*Work to be completed:* Can you copy the rows verbatim, from the first one up to and including the line that contains "title-banner: ADAM Informe."?

*Data supplied:*
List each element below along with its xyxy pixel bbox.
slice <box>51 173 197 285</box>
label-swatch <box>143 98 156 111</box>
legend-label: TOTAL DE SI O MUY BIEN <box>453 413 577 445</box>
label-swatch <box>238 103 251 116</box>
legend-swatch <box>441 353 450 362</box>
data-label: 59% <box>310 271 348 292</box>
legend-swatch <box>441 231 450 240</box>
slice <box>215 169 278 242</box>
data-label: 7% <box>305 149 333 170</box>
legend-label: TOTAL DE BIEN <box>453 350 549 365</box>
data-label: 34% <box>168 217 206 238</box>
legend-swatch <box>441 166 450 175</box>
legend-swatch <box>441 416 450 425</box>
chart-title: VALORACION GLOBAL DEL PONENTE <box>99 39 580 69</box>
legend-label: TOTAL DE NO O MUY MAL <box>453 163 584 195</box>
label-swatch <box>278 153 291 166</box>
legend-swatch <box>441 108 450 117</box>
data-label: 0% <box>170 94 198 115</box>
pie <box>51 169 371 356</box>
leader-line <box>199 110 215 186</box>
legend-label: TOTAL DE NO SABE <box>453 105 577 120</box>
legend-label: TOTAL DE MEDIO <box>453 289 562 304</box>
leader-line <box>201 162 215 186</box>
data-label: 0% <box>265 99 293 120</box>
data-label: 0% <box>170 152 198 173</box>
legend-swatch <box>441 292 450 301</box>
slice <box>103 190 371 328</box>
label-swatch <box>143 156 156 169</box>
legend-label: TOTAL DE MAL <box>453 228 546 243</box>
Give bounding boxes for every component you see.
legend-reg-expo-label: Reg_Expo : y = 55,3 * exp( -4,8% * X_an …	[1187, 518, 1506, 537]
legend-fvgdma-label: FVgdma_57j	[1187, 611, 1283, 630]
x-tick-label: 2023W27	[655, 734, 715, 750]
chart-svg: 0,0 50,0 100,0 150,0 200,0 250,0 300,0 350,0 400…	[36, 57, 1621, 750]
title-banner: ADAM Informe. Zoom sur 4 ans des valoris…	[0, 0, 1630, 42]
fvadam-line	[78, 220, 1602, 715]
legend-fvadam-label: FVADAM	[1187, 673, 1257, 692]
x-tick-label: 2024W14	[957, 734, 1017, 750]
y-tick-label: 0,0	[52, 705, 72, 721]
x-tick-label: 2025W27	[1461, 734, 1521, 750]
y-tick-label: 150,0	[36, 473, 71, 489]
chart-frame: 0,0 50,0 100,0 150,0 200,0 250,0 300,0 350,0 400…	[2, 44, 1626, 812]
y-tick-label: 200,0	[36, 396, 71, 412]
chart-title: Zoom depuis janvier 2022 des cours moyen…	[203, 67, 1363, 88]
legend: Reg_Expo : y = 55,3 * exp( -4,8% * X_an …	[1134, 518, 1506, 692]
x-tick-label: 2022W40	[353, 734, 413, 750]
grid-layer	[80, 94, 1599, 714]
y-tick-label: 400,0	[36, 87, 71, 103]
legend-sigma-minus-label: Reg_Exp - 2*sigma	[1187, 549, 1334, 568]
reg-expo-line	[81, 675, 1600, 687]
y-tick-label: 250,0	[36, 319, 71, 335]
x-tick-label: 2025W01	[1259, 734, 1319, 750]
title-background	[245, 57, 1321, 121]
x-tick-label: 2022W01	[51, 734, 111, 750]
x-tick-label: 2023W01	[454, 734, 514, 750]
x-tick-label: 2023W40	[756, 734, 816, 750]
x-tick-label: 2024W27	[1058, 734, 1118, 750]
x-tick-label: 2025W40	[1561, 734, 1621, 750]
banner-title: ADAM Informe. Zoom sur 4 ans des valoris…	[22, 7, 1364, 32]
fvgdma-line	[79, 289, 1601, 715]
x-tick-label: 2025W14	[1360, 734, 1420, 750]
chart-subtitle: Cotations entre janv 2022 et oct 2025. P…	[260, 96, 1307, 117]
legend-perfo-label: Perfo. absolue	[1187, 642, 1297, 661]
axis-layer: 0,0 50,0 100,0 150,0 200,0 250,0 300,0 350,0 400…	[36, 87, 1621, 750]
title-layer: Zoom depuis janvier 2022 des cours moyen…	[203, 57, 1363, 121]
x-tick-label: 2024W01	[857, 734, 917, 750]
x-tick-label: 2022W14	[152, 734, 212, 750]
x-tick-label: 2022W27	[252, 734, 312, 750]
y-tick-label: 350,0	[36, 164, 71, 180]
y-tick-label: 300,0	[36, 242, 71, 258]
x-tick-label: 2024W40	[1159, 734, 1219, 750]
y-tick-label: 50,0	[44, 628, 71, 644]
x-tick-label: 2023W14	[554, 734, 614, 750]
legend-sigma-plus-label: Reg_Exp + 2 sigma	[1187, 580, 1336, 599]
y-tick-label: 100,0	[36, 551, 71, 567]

*Response to the exercise:*
List each element below along with its xyxy pixel bbox.
slice <box>51 173 197 285</box>
label-swatch <box>143 98 156 111</box>
legend-label: TOTAL DE SI O MUY BIEN <box>453 413 577 445</box>
label-swatch <box>238 103 251 116</box>
legend-swatch <box>441 353 450 362</box>
data-label: 59% <box>310 271 348 292</box>
legend-swatch <box>441 231 450 240</box>
slice <box>215 169 278 242</box>
data-label: 7% <box>305 149 333 170</box>
legend-label: TOTAL DE BIEN <box>453 350 549 365</box>
data-label: 34% <box>168 217 206 238</box>
legend-swatch <box>441 166 450 175</box>
legend-swatch <box>441 416 450 425</box>
chart-title: VALORACION GLOBAL DEL PONENTE <box>99 39 580 69</box>
legend-label: TOTAL DE NO O MUY MAL <box>453 163 584 195</box>
label-swatch <box>278 153 291 166</box>
legend-swatch <box>441 108 450 117</box>
data-label: 0% <box>170 94 198 115</box>
pie <box>51 169 371 356</box>
leader-line <box>199 110 215 186</box>
legend-label: TOTAL DE NO SABE <box>453 105 577 120</box>
legend-label: TOTAL DE MEDIO <box>453 289 562 304</box>
leader-line <box>201 162 215 186</box>
data-label: 0% <box>265 99 293 120</box>
data-label: 0% <box>170 152 198 173</box>
legend-swatch <box>441 292 450 301</box>
slice <box>103 190 371 328</box>
label-swatch <box>143 156 156 169</box>
legend-label: TOTAL DE MAL <box>453 228 546 243</box>
Give bounding boxes for every component you see.
legend-reg-expo-label: Reg_Expo : y = 55,3 * exp( -4,8% * X_an …	[1187, 518, 1506, 537]
legend-fvgdma-label: FVgdma_57j	[1187, 611, 1283, 630]
x-tick-label: 2023W27	[655, 734, 715, 750]
chart-svg: 0,0 50,0 100,0 150,0 200,0 250,0 300,0 350,0 400…	[36, 57, 1621, 750]
title-banner: ADAM Informe. Zoom sur 4 ans des valoris…	[0, 0, 1630, 42]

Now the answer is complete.